## ATIVIDADES PROPOSTAS
**A)** Reescreva em forma de lista o parágrafo do texto em estudo que começa com "A proposta do PT visa impedir", mantendo seus fatos principais.
**B)** Reproduza fielmente o trecho do texto em estudo que começa em "A proposta do" e vai até "invasão de privacidade.", inclusive.

## TEXTO EM ESTUDO

● ● ● ● ●

Uma ação judicial impetrada pelo Partido dos Trabalhadores (PT) no Supremo Tribunal Federal (STF) pode comprometer a delação premiada do banqueiro Daniel Vorcaro. Segundo a Gazeta do Povo, o processo, que deve ser julgado em breve, questiona acordos firmados por indivíduos presos e pode resultar na perda dos benefícios ou na anulação das provas fornecidas pelo ex-controlador do Banco Master.
Daniel Vorcaro, investigado pela Polícia Federal por supostas fraudes bilionárias no mercado financeiro, é acusado de corromper agentes públicos para facilitar negócios ilícitos. Ele foi preso preventivamente em março de 2026 e iniciou negociações para uma delação premiada, visando diminuir sua pena.
O PT argumenta que a prisão pode ser utilizada como forma de coerção, influenciando o colaborador a confessar informações. A legenda busca que, caso a prisão seja considerada ilegal no futuro, toda a delação e as provas relacionadas sejam anuladas, por falta da livre vontade do delator.
A proposta do PT visa impedir que a Polícia Federal e o Ministério Público ofereçam vantagens que não estejam diretamente ligadas aos crimes em investigação. Isso evitaria, por exemplo, a concessão de proteções jurídicas a familiares do delator ou a garantia de imunidade em outros casos. No caso específico de Vorcaro, a medida dificultaria as negociações que poderiam beneficiar seu cunhado, Fabiano Zettel.
A Gazeta do Povo revelou que o PT defende que um delator não pode fornecer dados sensíveis de terceiros – como mensagens de celular ou e-mails – sem a devida autorização judicial. A decisão do STF poderia invalidar informações obtidas no celular de Vorcaro que envolvam outras pessoas, em decorrência de uma possível invasão de privacidade.
Atualmente, os delatores não podem contestar o acordo em si, mas apenas as provas apresentadas. O PT propõe uma mudança, permitindo que os delatados questionem a adequação do momento da delação ou a justiça dos benefícios concedidos ao banqueiro. Dado o grande número de autoridades e políticos que Vorcaro citará, essa alteração abriria espaço para inúmeras batalhas judiciais, potencialmente paralisando as investigações.

● ● ● ● ●

Trechos de dados:
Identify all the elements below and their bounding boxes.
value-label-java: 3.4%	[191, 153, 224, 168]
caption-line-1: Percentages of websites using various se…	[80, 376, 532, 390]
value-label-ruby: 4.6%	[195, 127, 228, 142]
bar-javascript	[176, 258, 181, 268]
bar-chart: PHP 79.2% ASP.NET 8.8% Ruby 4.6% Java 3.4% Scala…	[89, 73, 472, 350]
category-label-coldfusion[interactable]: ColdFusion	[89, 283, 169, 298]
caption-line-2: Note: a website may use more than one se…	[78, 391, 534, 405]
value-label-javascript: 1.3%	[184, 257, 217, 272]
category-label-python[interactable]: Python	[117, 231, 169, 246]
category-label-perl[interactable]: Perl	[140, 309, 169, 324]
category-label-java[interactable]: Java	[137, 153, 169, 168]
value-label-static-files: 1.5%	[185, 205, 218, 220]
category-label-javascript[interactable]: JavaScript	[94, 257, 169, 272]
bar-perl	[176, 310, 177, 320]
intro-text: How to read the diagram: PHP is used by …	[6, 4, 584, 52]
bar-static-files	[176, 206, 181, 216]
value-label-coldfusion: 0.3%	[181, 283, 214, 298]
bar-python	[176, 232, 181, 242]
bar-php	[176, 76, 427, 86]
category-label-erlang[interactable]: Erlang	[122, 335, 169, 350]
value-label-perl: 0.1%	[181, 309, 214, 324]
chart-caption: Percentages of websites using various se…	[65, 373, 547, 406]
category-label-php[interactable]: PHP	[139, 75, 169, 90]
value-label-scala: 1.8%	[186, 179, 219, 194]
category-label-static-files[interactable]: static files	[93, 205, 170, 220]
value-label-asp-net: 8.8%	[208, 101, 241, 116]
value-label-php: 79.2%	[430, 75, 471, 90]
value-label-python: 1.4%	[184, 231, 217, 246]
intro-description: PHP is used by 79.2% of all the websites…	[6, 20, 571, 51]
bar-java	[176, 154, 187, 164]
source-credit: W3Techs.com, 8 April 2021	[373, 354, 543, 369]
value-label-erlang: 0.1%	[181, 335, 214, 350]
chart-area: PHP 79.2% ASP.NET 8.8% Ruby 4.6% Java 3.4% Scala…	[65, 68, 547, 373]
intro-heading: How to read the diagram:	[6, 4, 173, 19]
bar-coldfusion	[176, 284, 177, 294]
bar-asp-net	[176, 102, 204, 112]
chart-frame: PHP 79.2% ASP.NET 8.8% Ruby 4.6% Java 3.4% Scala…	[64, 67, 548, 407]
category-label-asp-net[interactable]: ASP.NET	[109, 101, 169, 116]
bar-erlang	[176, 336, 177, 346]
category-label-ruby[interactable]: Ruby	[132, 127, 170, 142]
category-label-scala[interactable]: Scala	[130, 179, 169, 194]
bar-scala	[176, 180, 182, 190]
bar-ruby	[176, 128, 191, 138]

● ● ● ● ●

## RESPOSTAS POR ITEM
**A)**
- O PT quer impedir que a Polícia Federal e o Ministério Público ofereçam vantagens sem ligação direta com os crimes investigados.
- A medida evitaria, por exemplo, proteções jurídicas a familiares do delator ou imunidade em outros casos.
- No caso de Vorcaro, dificultaria negociações que poderiam beneficiar seu cunhado, Fabiano Zettel.

**B)**
A proposta do PT visa impedir que a Polícia Federal e o Ministério Público ofereçam vantagens que não estejam diretamente ligadas aos crimes em investigação. Isso evitaria, por exemplo, a concessão de proteções jurídicas a familiares do delator ou a garantia de imunidade em outros casos. No caso específico de Vorcaro, a medida dificultaria as negociações que poderiam beneficiar seu cunhado, Fabiano Zettel.
A Gazeta do Povo revelou que o PT defende que um delator não pode fornecer dados sensíveis de terceiros – como mensagens de celular ou e-mails – sem a devida autorização judicial. A decisão do STF poderia invalidar informações obtidas no celular de Vorcaro que envolvam outras pessoas, em decorrência de uma possível invasão de privacidade.